### Exercise
Report, as a bare number, how many lines hold "качества".

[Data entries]
============
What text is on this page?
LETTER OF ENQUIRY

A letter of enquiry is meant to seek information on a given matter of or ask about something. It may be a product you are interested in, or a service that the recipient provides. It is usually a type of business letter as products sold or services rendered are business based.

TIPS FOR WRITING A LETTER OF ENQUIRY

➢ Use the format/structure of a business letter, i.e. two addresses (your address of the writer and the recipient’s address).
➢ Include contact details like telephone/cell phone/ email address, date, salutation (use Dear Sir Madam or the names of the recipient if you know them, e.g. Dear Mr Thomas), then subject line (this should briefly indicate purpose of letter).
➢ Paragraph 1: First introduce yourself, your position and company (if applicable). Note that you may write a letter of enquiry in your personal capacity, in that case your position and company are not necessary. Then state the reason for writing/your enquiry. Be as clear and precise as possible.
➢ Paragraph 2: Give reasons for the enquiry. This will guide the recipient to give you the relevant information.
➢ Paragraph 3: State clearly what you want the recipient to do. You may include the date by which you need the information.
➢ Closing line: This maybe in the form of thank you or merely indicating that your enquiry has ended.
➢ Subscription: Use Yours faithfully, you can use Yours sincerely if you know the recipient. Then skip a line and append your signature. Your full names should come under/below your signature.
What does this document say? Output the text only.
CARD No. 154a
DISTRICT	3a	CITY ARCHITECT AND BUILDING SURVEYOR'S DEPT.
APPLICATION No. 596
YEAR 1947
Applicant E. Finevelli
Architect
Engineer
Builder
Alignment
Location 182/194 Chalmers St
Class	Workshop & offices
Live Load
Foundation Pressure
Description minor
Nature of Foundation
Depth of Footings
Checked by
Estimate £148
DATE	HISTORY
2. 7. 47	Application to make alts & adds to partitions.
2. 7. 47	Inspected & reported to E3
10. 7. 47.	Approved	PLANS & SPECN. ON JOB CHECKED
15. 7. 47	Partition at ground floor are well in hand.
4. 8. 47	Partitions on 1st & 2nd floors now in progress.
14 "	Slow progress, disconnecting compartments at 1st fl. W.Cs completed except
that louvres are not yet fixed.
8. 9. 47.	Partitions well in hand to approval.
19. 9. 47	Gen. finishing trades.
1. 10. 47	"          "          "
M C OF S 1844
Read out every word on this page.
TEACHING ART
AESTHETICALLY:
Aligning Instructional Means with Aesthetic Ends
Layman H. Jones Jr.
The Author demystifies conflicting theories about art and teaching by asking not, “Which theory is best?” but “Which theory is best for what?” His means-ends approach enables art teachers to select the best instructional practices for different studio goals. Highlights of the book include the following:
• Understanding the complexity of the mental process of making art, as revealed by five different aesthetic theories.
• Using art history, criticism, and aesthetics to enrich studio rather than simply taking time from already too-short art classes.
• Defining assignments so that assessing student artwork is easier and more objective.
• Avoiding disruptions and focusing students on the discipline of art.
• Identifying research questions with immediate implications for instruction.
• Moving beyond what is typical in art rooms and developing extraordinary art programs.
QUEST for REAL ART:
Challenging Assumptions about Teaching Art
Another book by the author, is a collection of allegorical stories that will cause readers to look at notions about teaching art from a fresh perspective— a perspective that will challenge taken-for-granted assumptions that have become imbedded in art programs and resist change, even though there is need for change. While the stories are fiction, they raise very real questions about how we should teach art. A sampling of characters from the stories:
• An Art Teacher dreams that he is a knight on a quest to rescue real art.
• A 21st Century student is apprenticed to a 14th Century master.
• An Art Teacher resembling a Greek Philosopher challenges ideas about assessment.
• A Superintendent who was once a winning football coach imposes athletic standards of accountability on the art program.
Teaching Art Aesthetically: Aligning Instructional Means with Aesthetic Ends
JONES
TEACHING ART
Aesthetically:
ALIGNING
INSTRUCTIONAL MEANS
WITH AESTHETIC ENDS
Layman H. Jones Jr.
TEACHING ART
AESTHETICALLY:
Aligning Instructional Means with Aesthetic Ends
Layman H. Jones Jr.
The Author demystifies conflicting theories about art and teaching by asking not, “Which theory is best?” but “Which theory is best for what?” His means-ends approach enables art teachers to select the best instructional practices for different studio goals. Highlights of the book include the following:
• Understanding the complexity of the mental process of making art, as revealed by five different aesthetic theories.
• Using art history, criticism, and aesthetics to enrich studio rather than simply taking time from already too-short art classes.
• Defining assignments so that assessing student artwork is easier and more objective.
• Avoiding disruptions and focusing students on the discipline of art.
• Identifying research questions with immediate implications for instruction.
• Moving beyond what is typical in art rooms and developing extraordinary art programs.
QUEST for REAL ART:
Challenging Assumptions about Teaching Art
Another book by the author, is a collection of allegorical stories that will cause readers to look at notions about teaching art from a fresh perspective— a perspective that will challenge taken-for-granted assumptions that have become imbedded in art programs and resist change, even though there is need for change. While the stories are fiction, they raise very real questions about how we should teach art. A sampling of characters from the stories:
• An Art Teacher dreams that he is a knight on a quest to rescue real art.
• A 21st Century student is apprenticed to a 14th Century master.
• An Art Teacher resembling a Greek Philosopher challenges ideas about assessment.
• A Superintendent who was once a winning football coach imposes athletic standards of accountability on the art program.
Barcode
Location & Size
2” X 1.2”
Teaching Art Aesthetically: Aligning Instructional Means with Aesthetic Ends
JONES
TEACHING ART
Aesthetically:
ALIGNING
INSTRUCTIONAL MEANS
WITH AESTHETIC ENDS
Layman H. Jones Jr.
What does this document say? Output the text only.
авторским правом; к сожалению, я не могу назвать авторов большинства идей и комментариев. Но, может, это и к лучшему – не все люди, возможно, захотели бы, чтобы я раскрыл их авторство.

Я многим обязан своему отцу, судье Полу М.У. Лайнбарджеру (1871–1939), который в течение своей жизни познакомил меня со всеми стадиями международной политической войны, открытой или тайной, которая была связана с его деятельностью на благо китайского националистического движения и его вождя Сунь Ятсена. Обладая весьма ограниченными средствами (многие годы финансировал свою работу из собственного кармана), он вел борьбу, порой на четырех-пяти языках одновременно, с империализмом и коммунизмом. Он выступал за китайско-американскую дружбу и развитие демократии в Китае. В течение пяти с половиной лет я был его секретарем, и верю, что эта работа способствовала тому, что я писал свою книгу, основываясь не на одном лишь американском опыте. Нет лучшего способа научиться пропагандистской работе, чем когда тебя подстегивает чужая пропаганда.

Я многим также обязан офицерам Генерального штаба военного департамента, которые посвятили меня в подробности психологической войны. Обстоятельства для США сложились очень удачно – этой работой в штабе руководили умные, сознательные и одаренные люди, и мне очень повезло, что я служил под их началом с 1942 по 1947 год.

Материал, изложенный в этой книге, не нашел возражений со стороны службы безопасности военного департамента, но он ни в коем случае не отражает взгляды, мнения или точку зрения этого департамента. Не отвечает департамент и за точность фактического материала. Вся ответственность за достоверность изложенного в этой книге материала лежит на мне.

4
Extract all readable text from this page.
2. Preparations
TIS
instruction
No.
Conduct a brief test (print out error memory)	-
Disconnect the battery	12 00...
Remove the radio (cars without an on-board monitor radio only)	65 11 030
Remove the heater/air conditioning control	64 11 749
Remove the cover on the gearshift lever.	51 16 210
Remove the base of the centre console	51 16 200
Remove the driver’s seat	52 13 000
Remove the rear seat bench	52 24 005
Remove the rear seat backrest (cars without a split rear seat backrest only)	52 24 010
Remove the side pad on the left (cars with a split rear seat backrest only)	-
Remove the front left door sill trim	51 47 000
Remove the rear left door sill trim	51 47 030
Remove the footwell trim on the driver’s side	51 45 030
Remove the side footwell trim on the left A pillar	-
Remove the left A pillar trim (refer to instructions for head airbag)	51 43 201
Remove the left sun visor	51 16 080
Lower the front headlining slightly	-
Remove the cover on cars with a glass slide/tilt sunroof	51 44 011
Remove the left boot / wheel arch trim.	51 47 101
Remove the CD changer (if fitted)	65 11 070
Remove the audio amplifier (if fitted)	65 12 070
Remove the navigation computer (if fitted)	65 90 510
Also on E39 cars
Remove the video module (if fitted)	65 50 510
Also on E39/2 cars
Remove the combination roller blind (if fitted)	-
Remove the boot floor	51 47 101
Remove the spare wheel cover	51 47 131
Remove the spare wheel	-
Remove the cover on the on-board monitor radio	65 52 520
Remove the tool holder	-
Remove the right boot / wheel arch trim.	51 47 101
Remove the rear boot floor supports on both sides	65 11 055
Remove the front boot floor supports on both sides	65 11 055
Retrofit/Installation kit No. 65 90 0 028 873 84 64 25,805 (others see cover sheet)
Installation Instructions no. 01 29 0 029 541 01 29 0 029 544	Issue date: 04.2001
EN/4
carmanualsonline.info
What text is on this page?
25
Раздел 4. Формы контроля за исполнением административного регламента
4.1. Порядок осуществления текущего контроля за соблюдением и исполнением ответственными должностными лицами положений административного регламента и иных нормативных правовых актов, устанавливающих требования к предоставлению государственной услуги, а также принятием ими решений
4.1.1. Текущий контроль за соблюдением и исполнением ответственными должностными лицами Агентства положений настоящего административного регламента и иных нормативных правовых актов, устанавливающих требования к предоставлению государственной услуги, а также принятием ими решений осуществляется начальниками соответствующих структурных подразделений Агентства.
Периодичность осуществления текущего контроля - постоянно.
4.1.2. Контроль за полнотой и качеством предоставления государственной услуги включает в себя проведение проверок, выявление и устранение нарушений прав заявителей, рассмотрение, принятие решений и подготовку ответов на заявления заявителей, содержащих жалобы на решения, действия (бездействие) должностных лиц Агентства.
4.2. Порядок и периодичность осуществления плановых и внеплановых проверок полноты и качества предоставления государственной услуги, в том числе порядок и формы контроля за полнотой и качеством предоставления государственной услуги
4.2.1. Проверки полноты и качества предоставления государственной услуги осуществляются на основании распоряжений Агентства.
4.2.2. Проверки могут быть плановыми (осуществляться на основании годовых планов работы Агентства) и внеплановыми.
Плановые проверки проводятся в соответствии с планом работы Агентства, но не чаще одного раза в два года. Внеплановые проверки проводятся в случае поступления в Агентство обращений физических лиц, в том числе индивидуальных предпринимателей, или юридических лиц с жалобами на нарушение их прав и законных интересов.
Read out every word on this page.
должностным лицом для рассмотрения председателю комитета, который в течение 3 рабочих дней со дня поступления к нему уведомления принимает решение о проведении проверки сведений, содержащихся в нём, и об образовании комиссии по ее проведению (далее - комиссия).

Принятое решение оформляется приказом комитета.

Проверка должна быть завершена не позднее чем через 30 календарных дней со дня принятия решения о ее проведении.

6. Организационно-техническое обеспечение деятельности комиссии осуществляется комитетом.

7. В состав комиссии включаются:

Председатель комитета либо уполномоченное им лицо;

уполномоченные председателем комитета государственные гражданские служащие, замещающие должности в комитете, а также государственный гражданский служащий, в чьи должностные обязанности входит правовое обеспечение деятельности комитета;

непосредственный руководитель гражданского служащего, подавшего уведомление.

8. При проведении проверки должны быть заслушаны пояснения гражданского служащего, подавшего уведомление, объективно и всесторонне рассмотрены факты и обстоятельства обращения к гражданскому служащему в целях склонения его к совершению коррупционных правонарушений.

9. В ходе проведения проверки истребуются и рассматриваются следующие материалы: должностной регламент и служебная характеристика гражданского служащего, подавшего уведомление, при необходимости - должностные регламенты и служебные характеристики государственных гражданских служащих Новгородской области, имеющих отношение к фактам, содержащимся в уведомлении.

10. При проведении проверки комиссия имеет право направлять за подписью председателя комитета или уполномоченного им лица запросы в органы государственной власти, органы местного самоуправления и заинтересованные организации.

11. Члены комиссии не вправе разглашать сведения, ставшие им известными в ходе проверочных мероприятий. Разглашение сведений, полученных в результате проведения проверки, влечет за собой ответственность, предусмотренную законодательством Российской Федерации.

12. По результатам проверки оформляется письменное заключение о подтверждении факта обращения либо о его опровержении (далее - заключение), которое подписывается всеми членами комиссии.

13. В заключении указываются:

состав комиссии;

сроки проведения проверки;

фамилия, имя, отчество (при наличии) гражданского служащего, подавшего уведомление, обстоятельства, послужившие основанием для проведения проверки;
============
### Exercise answer
2